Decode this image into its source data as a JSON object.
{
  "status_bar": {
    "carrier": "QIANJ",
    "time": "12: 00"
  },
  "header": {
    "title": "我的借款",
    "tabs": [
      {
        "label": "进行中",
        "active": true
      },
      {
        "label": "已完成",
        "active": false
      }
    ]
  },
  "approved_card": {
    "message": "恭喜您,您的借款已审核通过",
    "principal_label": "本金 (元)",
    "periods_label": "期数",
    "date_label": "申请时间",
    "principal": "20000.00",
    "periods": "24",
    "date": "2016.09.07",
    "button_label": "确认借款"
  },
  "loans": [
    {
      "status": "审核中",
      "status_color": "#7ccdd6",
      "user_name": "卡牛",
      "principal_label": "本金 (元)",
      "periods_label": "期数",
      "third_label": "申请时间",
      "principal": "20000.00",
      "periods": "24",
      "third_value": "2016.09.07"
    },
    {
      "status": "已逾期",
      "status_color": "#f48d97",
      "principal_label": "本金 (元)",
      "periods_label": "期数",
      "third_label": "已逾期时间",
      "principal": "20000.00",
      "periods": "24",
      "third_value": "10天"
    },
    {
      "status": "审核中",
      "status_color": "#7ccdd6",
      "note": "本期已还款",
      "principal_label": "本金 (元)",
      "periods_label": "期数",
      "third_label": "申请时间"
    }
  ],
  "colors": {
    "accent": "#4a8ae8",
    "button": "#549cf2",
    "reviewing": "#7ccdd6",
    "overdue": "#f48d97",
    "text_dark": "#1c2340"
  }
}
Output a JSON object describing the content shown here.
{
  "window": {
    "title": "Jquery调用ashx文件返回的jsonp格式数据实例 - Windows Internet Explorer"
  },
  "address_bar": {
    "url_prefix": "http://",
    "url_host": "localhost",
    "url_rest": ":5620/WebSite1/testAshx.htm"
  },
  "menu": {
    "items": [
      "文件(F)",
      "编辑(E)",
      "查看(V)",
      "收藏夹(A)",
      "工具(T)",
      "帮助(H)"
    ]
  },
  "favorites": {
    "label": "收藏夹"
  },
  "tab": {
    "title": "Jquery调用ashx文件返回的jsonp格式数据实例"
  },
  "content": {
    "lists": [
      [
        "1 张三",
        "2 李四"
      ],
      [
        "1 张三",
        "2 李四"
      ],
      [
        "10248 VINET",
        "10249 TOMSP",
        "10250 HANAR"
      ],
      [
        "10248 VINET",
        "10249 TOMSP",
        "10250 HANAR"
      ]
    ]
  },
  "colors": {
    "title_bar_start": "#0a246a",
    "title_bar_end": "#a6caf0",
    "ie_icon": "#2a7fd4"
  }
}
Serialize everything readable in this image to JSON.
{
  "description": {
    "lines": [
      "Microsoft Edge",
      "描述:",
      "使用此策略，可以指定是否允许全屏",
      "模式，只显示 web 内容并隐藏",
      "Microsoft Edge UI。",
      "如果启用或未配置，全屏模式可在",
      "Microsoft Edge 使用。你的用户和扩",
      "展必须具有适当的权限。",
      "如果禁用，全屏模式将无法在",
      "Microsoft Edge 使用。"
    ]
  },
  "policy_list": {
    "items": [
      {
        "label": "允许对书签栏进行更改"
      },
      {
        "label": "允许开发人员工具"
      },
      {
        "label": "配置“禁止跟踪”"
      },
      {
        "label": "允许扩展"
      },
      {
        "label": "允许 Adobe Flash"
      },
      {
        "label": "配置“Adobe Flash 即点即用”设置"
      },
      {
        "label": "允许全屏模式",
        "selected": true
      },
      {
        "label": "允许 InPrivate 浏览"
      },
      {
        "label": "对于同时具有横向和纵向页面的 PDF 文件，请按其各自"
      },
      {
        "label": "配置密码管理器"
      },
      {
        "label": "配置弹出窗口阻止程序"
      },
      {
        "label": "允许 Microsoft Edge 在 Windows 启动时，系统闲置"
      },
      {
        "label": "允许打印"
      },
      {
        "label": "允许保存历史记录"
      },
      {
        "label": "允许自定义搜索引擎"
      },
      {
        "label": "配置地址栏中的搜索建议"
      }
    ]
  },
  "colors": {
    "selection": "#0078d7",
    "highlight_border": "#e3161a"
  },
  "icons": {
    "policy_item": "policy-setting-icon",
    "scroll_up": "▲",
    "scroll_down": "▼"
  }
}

*-*-*

▶ Task to carry out: Above are the records. Copy every line in them holding "object".

▶ Reply to the exercise:
Decode this image into its source data as a JSON object.
Output a JSON object describing the content shown here.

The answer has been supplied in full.